What follows is a block of records; restate each one word for word.

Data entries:
┄┄┄┄┄┄┄┄┄┄
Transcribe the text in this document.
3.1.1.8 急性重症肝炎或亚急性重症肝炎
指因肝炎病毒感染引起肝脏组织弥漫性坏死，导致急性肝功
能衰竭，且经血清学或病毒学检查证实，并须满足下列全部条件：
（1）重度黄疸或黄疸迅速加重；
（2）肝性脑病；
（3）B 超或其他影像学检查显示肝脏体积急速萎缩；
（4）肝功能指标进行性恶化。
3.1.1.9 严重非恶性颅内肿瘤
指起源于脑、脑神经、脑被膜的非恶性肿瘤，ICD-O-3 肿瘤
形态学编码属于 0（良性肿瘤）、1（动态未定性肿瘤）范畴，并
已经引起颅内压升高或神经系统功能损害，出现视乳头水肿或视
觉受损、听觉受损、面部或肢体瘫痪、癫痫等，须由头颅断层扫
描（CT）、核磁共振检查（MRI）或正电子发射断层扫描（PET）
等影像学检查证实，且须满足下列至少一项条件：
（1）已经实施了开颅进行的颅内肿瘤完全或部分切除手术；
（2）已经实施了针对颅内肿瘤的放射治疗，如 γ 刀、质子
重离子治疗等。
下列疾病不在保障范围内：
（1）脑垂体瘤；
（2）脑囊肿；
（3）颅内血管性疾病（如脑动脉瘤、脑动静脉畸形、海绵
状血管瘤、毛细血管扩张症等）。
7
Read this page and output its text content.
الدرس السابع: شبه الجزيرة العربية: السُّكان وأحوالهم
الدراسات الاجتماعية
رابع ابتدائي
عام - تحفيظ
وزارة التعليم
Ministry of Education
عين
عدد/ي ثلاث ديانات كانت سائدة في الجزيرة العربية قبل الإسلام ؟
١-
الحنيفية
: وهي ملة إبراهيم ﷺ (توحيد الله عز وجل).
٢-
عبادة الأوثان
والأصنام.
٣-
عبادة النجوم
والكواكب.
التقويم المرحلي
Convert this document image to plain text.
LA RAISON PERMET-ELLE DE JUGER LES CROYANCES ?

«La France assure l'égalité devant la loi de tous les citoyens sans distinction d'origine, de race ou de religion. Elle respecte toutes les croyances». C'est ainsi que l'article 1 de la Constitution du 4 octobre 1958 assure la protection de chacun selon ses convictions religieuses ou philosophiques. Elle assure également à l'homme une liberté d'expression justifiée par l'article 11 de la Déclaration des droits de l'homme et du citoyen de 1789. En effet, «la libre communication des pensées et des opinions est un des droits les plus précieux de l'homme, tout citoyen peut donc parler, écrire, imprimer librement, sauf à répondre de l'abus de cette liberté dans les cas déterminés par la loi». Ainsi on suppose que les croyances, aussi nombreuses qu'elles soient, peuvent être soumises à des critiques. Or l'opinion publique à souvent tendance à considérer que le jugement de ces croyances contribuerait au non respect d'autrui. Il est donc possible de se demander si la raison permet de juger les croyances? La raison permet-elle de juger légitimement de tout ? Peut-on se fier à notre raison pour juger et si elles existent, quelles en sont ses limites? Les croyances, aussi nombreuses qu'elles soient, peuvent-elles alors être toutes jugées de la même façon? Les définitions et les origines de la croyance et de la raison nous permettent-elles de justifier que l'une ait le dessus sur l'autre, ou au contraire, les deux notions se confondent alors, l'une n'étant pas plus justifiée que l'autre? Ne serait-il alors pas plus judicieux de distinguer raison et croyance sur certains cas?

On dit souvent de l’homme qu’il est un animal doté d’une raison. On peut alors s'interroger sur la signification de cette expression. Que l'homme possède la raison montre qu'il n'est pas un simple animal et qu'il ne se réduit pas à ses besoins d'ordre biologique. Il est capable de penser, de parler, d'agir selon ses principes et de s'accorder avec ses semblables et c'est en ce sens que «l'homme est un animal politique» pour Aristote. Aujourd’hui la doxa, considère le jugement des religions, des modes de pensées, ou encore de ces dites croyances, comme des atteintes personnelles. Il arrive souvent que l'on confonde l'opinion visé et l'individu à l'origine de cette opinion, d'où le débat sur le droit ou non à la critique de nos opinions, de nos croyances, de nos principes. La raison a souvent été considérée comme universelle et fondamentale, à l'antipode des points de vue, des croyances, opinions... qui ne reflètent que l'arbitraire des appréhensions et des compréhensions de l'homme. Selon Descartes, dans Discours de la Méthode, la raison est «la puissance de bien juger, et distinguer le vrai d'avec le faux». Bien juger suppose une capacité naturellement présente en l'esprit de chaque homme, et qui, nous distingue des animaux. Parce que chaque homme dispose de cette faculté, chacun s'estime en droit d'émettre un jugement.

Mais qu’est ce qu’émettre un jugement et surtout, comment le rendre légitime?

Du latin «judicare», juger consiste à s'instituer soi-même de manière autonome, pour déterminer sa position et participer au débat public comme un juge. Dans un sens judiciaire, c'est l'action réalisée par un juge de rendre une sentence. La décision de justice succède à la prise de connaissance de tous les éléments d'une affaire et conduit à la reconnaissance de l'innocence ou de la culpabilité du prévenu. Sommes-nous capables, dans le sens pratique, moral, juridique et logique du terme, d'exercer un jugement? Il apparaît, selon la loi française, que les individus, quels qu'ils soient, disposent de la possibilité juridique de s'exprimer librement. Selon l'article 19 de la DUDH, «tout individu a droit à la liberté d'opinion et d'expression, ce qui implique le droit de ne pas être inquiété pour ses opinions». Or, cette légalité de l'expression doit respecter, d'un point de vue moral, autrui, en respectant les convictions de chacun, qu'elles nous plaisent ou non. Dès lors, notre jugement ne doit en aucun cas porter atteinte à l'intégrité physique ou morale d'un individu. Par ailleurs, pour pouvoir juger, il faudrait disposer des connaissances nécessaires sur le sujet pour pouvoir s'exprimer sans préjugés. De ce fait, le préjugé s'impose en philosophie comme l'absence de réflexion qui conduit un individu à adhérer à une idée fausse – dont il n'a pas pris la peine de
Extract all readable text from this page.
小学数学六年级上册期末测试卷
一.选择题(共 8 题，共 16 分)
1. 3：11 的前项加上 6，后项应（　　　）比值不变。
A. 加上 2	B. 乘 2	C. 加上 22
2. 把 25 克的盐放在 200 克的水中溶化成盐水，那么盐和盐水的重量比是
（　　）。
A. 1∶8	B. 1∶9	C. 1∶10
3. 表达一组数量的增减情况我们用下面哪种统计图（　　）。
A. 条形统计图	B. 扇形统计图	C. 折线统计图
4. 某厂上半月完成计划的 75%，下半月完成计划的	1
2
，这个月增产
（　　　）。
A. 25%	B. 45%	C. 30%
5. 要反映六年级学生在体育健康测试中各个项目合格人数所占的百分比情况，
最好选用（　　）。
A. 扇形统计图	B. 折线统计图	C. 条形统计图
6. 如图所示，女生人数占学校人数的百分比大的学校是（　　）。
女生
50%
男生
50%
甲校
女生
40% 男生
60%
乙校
┄┄┄┄┄┄┄┄┄┄
**Answer to this exercise**
Transcribe the text in this document.
3.1.1.8 急性重症肝炎或亚急性重症肝炎
指因肝炎病毒感染引起肝脏组织弥漫性坏死，导致急性肝功
能衰竭，且经血清学或病毒学检查证实，并须满足下列全部条件：
（1）重度黄疸或黄疸迅速加重；
（2）肝性脑病；
（3）B 超或其他影像学检查显示肝脏体积急速萎缩；
（4）肝功能指标进行性恶化。
3.1.1.9 严重非恶性颅内肿瘤
指起源于脑、脑神经、脑被膜的非恶性肿瘤，ICD-O-3 肿瘤
形态学编码属于 0（良性肿瘤）、1（动态未定性肿瘤）范畴，并
已经引起颅内压升高或神经系统功能损害，出现视乳头水肿或视
觉受损、听觉受损、面部或肢体瘫痪、癫痫等，须由头颅断层扫
描（CT）、核磁共振检查（MRI）或正电子发射断层扫描（PET）
等影像学检查证实，且须满足下列至少一项条件：
（1）已经实施了开颅进行的颅内肿瘤完全或部分切除手术；
（2）已经实施了针对颅内肿瘤的放射治疗，如 γ 刀、质子
重离子治疗等。
下列疾病不在保障范围内：
（1）脑垂体瘤；
（2）脑囊肿；
（3）颅内血管性疾病（如脑动脉瘤、脑动静脉畸形、海绵
状血管瘤、毛细血管扩张症等）。
7
Read this page and output its text content.
الدرس السابع: شبه الجزيرة العربية: السُّكان وأحوالهم
الدراسات الاجتماعية
رابع ابتدائي
عام - تحفيظ
وزارة التعليم
Ministry of Education
عين
عدد/ي ثلاث ديانات كانت سائدة في الجزيرة العربية قبل الإسلام ؟
١-
الحنيفية
: وهي ملة إبراهيم ﷺ (توحيد الله عز وجل).
٢-
عبادة الأوثان
والأصنام.
٣-
عبادة النجوم
والكواكب.
التقويم المرحلي
Convert this document image to plain text.
LA RAISON PERMET-ELLE DE JUGER LES CROYANCES ?

«La France assure l'égalité devant la loi de tous les citoyens sans distinction d'origine, de race ou de religion. Elle respecte toutes les croyances». C'est ainsi que l'article 1 de la Constitution du 4 octobre 1958 assure la protection de chacun selon ses convictions religieuses ou philosophiques. Elle assure également à l'homme une liberté d'expression justifiée par l'article 11 de la Déclaration des droits de l'homme et du citoyen de 1789. En effet, «la libre communication des pensées et des opinions est un des droits les plus précieux de l'homme, tout citoyen peut donc parler, écrire, imprimer librement, sauf à répondre de l'abus de cette liberté dans les cas déterminés par la loi». Ainsi on suppose que les croyances, aussi nombreuses qu'elles soient, peuvent être soumises à des critiques. Or l'opinion publique à souvent tendance à considérer que le jugement de ces croyances contribuerait au non respect d'autrui. Il est donc possible de se demander si la raison permet de juger les croyances? La raison permet-elle de juger légitimement de tout ? Peut-on se fier à notre raison pour juger et si elles existent, quelles en sont ses limites? Les croyances, aussi nombreuses qu'elles soient, peuvent-elles alors être toutes jugées de la même façon? Les définitions et les origines de la croyance et de la raison nous permettent-elles de justifier que l'une ait le dessus sur l'autre, ou au contraire, les deux notions se confondent alors, l'une n'étant pas plus justifiée que l'autre? Ne serait-il alors pas plus judicieux de distinguer raison et croyance sur certains cas?

On dit souvent de l’homme qu’il est un animal doté d’une raison. On peut alors s'interroger sur la signification de cette expression. Que l'homme possède la raison montre qu'il n'est pas un simple animal et qu'il ne se réduit pas à ses besoins d'ordre biologique. Il est capable de penser, de parler, d'agir selon ses principes et de s'accorder avec ses semblables et c'est en ce sens que «l'homme est un animal politique» pour Aristote. Aujourd’hui la doxa, considère le jugement des religions, des modes de pensées, ou encore de ces dites croyances, comme des atteintes personnelles. Il arrive souvent que l'on confonde l'opinion visé et l'individu à l'origine de cette opinion, d'où le débat sur le droit ou non à la critique de nos opinions, de nos croyances, de nos principes. La raison a souvent été considérée comme universelle et fondamentale, à l'antipode des points de vue, des croyances, opinions... qui ne reflètent que l'arbitraire des appréhensions et des compréhensions de l'homme. Selon Descartes, dans Discours de la Méthode, la raison est «la puissance de bien juger, et distinguer le vrai d'avec le faux». Bien juger suppose une capacité naturellement présente en l'esprit de chaque homme, et qui, nous distingue des animaux. Parce que chaque homme dispose de cette faculté, chacun s'estime en droit d'émettre un jugement.

Mais qu’est ce qu’émettre un jugement et surtout, comment le rendre légitime?

Du latin «judicare», juger consiste à s'instituer soi-même de manière autonome, pour déterminer sa position et participer au débat public comme un juge. Dans un sens judiciaire, c'est l'action réalisée par un juge de rendre une sentence. La décision de justice succède à la prise de connaissance de tous les éléments d'une affaire et conduit à la reconnaissance de l'innocence ou de la culpabilité du prévenu. Sommes-nous capables, dans le sens pratique, moral, juridique et logique du terme, d'exercer un jugement? Il apparaît, selon la loi française, que les individus, quels qu'ils soient, disposent de la possibilité juridique de s'exprimer librement. Selon l'article 19 de la DUDH, «tout individu a droit à la liberté d'opinion et d'expression, ce qui implique le droit de ne pas être inquiété pour ses opinions». Or, cette légalité de l'expression doit respecter, d'un point de vue moral, autrui, en respectant les convictions de chacun, qu'elles nous plaisent ou non. Dès lors, notre jugement ne doit en aucun cas porter atteinte à l'intégrité physique ou morale d'un individu. Par ailleurs, pour pouvoir juger, il faudrait disposer des connaissances nécessaires sur le sujet pour pouvoir s'exprimer sans préjugés. De ce fait, le préjugé s'impose en philosophie comme l'absence de réflexion qui conduit un individu à adhérer à une idée fausse – dont il n'a pas pris la peine de
Extract all readable text from this page.
小学数学六年级上册期末测试卷
一.选择题(共 8 题，共 16 分)
1. 3：11 的前项加上 6，后项应（　　　）比值不变。
A. 加上 2	B. 乘 2	C. 加上 22
2. 把 25 克的盐放在 200 克的水中溶化成盐水，那么盐和盐水的重量比是
（　　）。
A. 1∶8	B. 1∶9	C. 1∶10
3. 表达一组数量的增减情况我们用下面哪种统计图（　　）。
A. 条形统计图	B. 扇形统计图	C. 折线统计图
4. 某厂上半月完成计划的 75%，下半月完成计划的	1
2
，这个月增产
（　　　）。
A. 25%	B. 45%	C. 30%
5. 要反映六年级学生在体育健康测试中各个项目合格人数所占的百分比情况，
最好选用（　　）。
A. 扇形统计图	B. 折线统计图	C. 条形统计图
6. 如图所示，女生人数占学校人数的百分比大的学校是（　　）。
女生
50%
男生
50%
甲校
女生
40% 男生
60%
乙校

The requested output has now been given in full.